■ **Source document**
## START
Could you believe me , I entered a taxi today and forgot to sit down ?
The joke is on this spin class instructor.
My water bottle is full of Bacon Bits.
Waitress: ‘Do u have any questions about the menu?’
Me: ‘What kind of font is this?’
When my kids aren’t listening to me I just yell ignore me! And then I feel better that they’re finally listening.
I guess someone’s New Year’s resolution was to crop dust me at the grocery store.
Boss: you can’t keep making up new words to try to make yourself sound smarter
Me: I think you’ve intangulated your rememberies to make this seem dramastically worse than it is
Boss: …
A nationwide recall of the popular children’s cereal Trix was issued today
“Just dump them out in your garden” said one long-eared FDA agent
Six-year-old: “Dad why do you have to go to work?”
Me: “If I didn’t go to work who would buy your transformers?”
Six-year-old: “Dad the money for transformers doesn’t come from your work. I pay for those by doing extra chores.”
My husband: It’d be nice to have a wife who cooked dinner.
## END
■ **Aim 1**
Collect every line of the entries that contains the string "axis", treating uppercase and lowercase as different.
The jokes and the entries that follow them come from separate sources.

Records from a data source
## START
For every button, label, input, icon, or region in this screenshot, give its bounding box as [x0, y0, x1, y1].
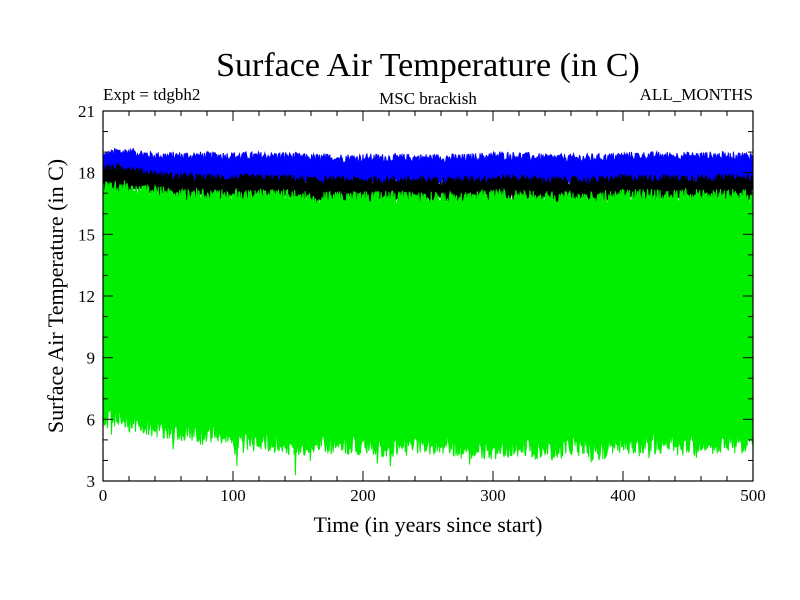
x-tick-label: 400	[610, 486, 636, 505]
series-area-2	[102, 180, 754, 476]
x-axis-label: Time (in years since start)	[314, 512, 543, 537]
y-tick-label: 18	[78, 164, 95, 183]
chart-subtitle-right: ALL_MONTHS	[640, 85, 753, 104]
x-tick-label: 300	[480, 486, 506, 505]
x-tick-label: 0	[99, 486, 108, 505]
y-tick-label: 12	[78, 287, 95, 306]
y-tick-label: 21	[78, 102, 95, 121]
series-band-2	[102, 180, 754, 476]
x-tick-label: 100	[220, 486, 246, 505]
chart-subtitle-left: Expt = tdgbh2	[103, 85, 200, 104]
x-tick-label: 500	[740, 486, 766, 505]
y-tick-label: 9	[87, 349, 96, 368]
x-axis: 0 100 200 300 400 500	[99, 111, 766, 505]
y-tick-label: 3	[87, 472, 96, 491]
chart-subtitle-center: MSC brackish	[379, 89, 477, 108]
x-tick-label: 200	[350, 486, 376, 505]
y-tick-label: 15	[78, 225, 95, 244]
y-axis: 3 6 9 12 15 18 21	[78, 102, 753, 491]
series-layer	[102, 147, 754, 476]
y-axis-label: Surface Air Temperature (in C)	[43, 159, 68, 433]
chart-title: Surface Air Temperature (in C)	[216, 47, 640, 84]
y-tick-label: 6	[87, 410, 96, 429]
## END
■ **Aim 2**
Answer these questions using the jokes:
(a) What is the speaker's water bottle full of?
(b) Which children's cereal was the subject of a nationwide recall?
(c) According to the six-year-old, how does the child pay for transformers?

■ **Expected output 1**
x-axis-label: Time (in years since start)	[314, 512, 543, 537]
x-axis: 0 100 200 300 400 500	[99, 111, 766, 505]
y-axis: 3 6 9 12 15 18 21	[78, 102, 753, 491]
y-axis-label: Surface Air Temperature (in C)	[43, 159, 68, 433]

■ **Expected output 2**
(a) Bacon Bits.
(b) Trix.
(c) By doing extra chores.